REQUIRED TASK 1: Update the saved data rows from the first row through the row containing "risk-badge — [960, 419, 986, 432]". Replace "donut-segment" with "pie-segment" and leave everything else unchanged.

QUOTED TEXT:
-- Begin --
The Resource Discovery Exploratory Task Force open forum that was set to occur on Friday, May 2 is being RESCHEDULED for

Wednesday, May 14
Noon to 1:00 pm
Memorial 126

Please move the May 2nd forum in your personal calendars to this new May 14th date.

Much of this forum will be devoted to discussing information received through our online user survey, focus groups, and web site data gathering tests. A more detailed agenda will be forthcoming.

Thanks for your continued support!

Monday, April 7, 2008

Open Forum Recap 04/04

At last Friday's open forum, we showed several innovative tools and initiatives that are just getting started or are not quite scalable to our environment. We asked forum attendees to pay special attention to the features offered by each and to contrast them with the features offered by the commercial products demonstrated at the March open forum.

We began the by asking the following question: "Describe the best web-based service you've experienced. What made it excellent? What distinguished it from the crowd?" Leave a comment describing the best web-based service you've received. I'll post about the responses from the forum crowd a little later.

Next, Sue Dentinger demoed University of Virginia's Project Blacklight. Blacklight is a prototype of a faceted discovery tool for catalog data and beyond. So far, they have indexed 3.7 million MARC records, a 500 text object subset from their digital collections repository, and 320 Tang Dynasty Chinese poems. Blacklight, like VuFind, is based on Solr/Lucene.

Our second demonstration, presented by Allan Barclay, was LibraryThing for Libraries. LibraryThing for Libraries enriches the catalog by drawing on content contributed by the collective intelligence of LibraryThing members. LibraryThing for Libraries adds book recommendations, tag clouds, and links to other editions and translations of a work to the OPAC. Allan showed us LibraryThing for Libraries implementations at the Danbury Public Library and San Francisco State University.
-- End --
Saved data entries:
-- Begin --
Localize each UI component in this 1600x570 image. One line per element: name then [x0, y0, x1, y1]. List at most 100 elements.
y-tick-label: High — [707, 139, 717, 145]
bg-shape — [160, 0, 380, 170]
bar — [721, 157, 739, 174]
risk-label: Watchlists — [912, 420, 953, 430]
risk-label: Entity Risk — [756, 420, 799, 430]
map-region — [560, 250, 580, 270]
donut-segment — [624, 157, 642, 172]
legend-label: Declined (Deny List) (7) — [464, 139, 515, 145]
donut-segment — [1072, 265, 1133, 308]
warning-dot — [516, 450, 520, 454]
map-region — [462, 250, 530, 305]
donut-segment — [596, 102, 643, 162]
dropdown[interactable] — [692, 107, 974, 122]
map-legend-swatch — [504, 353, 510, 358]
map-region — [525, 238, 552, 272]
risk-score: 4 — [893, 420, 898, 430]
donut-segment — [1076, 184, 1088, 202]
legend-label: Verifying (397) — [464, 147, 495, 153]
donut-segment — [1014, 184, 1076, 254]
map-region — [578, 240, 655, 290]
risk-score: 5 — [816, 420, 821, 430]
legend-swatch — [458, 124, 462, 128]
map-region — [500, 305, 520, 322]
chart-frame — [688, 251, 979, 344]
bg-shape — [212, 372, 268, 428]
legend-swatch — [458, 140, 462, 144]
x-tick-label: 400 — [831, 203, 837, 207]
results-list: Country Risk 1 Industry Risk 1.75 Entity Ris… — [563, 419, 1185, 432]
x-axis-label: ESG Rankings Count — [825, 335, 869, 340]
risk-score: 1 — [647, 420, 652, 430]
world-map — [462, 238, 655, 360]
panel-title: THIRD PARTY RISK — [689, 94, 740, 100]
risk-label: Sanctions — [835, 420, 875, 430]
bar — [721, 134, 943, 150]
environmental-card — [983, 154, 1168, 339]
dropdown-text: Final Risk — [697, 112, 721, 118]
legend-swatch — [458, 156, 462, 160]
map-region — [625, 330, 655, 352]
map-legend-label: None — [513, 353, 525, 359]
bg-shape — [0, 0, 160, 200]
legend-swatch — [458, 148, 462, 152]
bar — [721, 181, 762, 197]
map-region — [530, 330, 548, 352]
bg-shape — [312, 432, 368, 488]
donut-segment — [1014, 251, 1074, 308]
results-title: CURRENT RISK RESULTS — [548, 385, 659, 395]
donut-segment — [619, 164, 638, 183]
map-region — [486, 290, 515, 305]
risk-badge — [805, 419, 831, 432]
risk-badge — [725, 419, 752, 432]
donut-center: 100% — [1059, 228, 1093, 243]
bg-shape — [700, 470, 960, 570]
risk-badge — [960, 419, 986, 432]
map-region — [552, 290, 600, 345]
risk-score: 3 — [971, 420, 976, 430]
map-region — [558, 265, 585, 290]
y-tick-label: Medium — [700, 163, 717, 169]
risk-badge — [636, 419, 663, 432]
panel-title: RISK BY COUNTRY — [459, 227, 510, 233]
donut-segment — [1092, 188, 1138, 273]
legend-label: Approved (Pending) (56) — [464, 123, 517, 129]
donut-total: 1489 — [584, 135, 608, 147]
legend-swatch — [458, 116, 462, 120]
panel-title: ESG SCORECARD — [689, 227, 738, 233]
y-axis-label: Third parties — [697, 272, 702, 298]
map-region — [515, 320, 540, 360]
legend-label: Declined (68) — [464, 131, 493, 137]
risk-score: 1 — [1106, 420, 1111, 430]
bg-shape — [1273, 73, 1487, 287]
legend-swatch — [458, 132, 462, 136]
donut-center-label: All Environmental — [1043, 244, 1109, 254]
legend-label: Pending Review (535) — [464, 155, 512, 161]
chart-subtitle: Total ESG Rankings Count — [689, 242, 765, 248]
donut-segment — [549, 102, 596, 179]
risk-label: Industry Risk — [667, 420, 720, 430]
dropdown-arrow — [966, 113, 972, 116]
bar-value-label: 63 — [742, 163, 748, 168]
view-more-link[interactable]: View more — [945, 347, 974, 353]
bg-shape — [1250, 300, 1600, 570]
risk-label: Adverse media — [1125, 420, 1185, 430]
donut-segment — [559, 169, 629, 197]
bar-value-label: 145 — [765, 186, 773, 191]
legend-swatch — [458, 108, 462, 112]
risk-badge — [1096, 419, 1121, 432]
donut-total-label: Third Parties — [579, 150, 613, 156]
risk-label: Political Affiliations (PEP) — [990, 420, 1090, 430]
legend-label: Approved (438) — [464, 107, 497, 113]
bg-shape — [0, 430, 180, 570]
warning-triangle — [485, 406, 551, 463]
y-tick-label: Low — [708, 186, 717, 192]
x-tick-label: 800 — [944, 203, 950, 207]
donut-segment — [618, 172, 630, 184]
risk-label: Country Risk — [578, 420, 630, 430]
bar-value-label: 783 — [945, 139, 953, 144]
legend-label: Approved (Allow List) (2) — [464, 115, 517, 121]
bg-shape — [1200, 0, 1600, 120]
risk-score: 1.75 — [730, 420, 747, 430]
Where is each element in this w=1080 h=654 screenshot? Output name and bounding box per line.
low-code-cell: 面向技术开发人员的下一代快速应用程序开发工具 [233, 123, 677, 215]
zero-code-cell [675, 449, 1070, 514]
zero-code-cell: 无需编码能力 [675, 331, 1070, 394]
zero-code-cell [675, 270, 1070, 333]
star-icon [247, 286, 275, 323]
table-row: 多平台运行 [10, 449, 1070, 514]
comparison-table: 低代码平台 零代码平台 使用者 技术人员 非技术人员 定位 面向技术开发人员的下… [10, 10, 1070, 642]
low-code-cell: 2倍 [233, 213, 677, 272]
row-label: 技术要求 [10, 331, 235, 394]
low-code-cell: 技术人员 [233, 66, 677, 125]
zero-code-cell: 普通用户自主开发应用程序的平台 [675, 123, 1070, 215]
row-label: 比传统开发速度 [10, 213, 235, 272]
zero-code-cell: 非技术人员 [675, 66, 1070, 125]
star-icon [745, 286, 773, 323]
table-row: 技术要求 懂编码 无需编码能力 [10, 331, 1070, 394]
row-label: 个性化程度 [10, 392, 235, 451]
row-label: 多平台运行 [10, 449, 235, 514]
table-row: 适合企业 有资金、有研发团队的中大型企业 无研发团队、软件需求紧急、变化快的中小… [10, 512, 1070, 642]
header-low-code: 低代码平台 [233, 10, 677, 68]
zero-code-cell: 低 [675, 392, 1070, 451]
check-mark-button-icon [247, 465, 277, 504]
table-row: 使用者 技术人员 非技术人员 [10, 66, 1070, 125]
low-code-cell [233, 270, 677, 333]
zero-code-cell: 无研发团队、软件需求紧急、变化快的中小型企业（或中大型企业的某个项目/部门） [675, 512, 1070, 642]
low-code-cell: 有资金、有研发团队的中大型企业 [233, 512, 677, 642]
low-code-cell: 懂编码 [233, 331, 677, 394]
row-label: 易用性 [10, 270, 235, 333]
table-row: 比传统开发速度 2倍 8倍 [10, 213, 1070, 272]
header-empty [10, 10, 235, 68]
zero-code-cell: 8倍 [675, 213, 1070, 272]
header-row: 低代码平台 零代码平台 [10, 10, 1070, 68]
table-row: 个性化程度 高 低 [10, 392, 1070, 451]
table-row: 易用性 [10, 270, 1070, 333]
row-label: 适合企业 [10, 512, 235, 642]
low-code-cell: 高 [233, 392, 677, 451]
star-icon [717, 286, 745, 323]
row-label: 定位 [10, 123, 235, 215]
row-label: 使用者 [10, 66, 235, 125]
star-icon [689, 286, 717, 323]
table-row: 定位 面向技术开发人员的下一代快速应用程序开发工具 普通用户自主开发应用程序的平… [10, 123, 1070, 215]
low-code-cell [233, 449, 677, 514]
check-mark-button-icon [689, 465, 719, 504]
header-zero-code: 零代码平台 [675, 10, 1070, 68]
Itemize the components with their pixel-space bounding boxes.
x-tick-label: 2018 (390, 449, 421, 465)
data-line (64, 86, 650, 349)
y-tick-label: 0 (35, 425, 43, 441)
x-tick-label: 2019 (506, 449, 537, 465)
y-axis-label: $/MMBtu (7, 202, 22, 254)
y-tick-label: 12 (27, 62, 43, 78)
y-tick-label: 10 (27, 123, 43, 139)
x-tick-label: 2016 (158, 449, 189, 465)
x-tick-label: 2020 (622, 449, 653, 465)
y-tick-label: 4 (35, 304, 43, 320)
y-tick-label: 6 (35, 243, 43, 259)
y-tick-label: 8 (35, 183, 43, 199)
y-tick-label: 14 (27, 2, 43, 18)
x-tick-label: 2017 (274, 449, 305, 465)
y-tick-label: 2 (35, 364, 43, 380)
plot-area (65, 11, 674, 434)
-- End --
REQUIRED TASK 2: According to the forum recap, how many MARC records has Project Blacklight indexed so far?

WRITTEN RESPONSE 1:
Localize each UI component in this 1600x570 image. One line per element: name then [x0, y0, x1, y1]. List at most 100 elements.
y-tick-label: High — [707, 139, 717, 145]
bg-shape — [160, 0, 380, 170]
bar — [721, 157, 739, 174]
risk-label: Watchlists — [912, 420, 953, 430]
risk-label: Entity Risk — [756, 420, 799, 430]
map-region — [560, 250, 580, 270]
pie-segment — [624, 157, 642, 172]
legend-label: Declined (Deny List) (7) — [464, 139, 515, 145]
pie-segment — [1072, 265, 1133, 308]
warning-dot — [516, 450, 520, 454]
map-region — [462, 250, 530, 305]
pie-segment — [596, 102, 643, 162]
dropdown[interactable] — [692, 107, 974, 122]
map-legend-swatch — [504, 353, 510, 358]
map-region — [525, 238, 552, 272]
risk-score: 4 — [893, 420, 898, 430]
pie-segment — [1076, 184, 1088, 202]
legend-label: Verifying (397) — [464, 147, 495, 153]
pie-segment — [1014, 184, 1076, 254]
map-region — [578, 240, 655, 290]
risk-score: 5 — [816, 420, 821, 430]
legend-swatch — [458, 124, 462, 128]
map-region — [500, 305, 520, 322]
chart-frame — [688, 251, 979, 344]
bg-shape — [212, 372, 268, 428]
legend-swatch — [458, 140, 462, 144]
x-tick-label: 400 — [831, 203, 837, 207]
results-list: Country Risk 1 Industry Risk 1.75 Entity Ris… — [563, 419, 1185, 432]
x-axis-label: ESG Rankings Count — [825, 335, 869, 340]
risk-score: 1 — [647, 420, 652, 430]
world-map — [462, 238, 655, 360]
panel-title: THIRD PARTY RISK — [689, 94, 740, 100]
risk-label: Sanctions — [835, 420, 875, 430]
bar — [721, 134, 943, 150]
environmental-card — [983, 154, 1168, 339]
dropdown-text: Final Risk — [697, 112, 721, 118]
legend-swatch — [458, 156, 462, 160]
map-region — [625, 330, 655, 352]
map-legend-label: None — [513, 353, 525, 359]
bg-shape — [0, 0, 160, 200]
legend-swatch — [458, 148, 462, 152]
bar — [721, 181, 762, 197]
map-region — [530, 330, 548, 352]
bg-shape — [312, 432, 368, 488]
pie-segment — [1014, 251, 1074, 308]
results-title: CURRENT RISK RESULTS — [548, 385, 659, 395]
pie-segment — [619, 164, 638, 183]
map-region — [486, 290, 515, 305]
risk-badge — [805, 419, 831, 432]
risk-badge — [725, 419, 752, 432]
donut-center: 100% — [1059, 228, 1093, 243]
bg-shape — [700, 470, 960, 570]
risk-badge — [960, 419, 986, 432]

WRITTEN RESPONSE 2: 3.7 million MARC records.